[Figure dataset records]
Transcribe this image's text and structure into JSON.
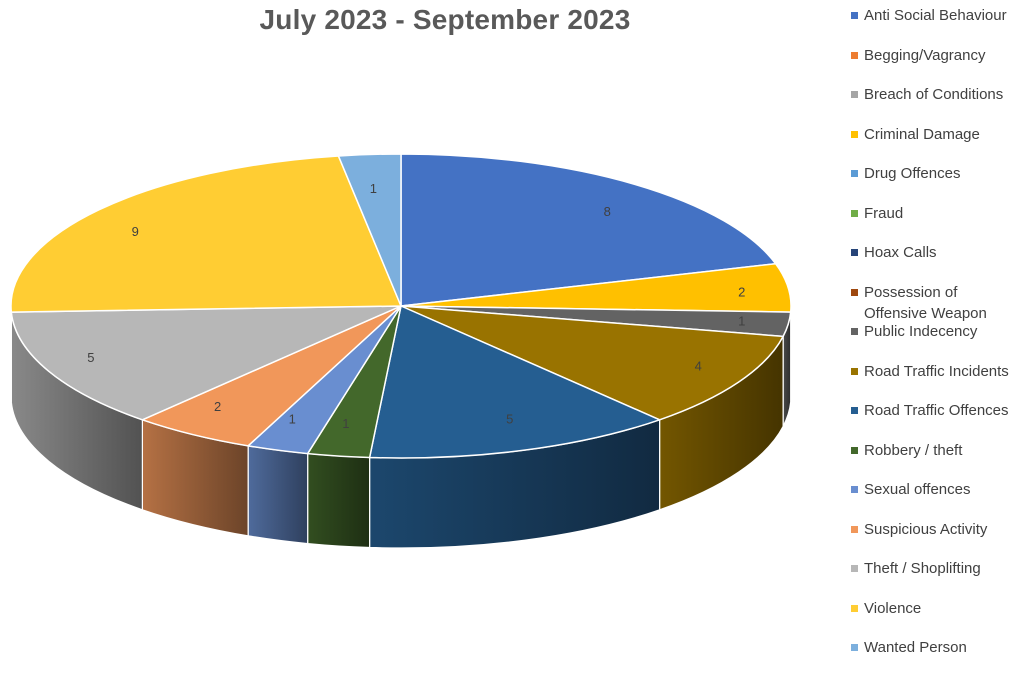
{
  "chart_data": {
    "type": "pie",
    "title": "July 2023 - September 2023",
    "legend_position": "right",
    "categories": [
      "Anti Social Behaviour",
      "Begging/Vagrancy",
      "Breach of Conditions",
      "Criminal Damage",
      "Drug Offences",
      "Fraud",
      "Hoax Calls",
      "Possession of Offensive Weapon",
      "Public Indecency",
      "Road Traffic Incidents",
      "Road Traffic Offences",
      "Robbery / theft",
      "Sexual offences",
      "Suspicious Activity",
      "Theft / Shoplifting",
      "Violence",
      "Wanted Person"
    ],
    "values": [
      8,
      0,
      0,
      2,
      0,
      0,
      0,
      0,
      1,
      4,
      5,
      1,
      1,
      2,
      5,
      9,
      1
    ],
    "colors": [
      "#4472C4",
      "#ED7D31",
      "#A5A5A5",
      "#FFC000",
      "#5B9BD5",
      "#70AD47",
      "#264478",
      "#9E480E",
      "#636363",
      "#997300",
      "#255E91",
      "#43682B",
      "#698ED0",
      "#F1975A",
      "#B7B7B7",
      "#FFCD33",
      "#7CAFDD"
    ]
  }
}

TASK REQUIREMENTS – Reproduce each line of the entries in which the word "Road" is found.

WRITTEN ANSWER –
      "Road Traffic Incidents",
      "Road Traffic Offences",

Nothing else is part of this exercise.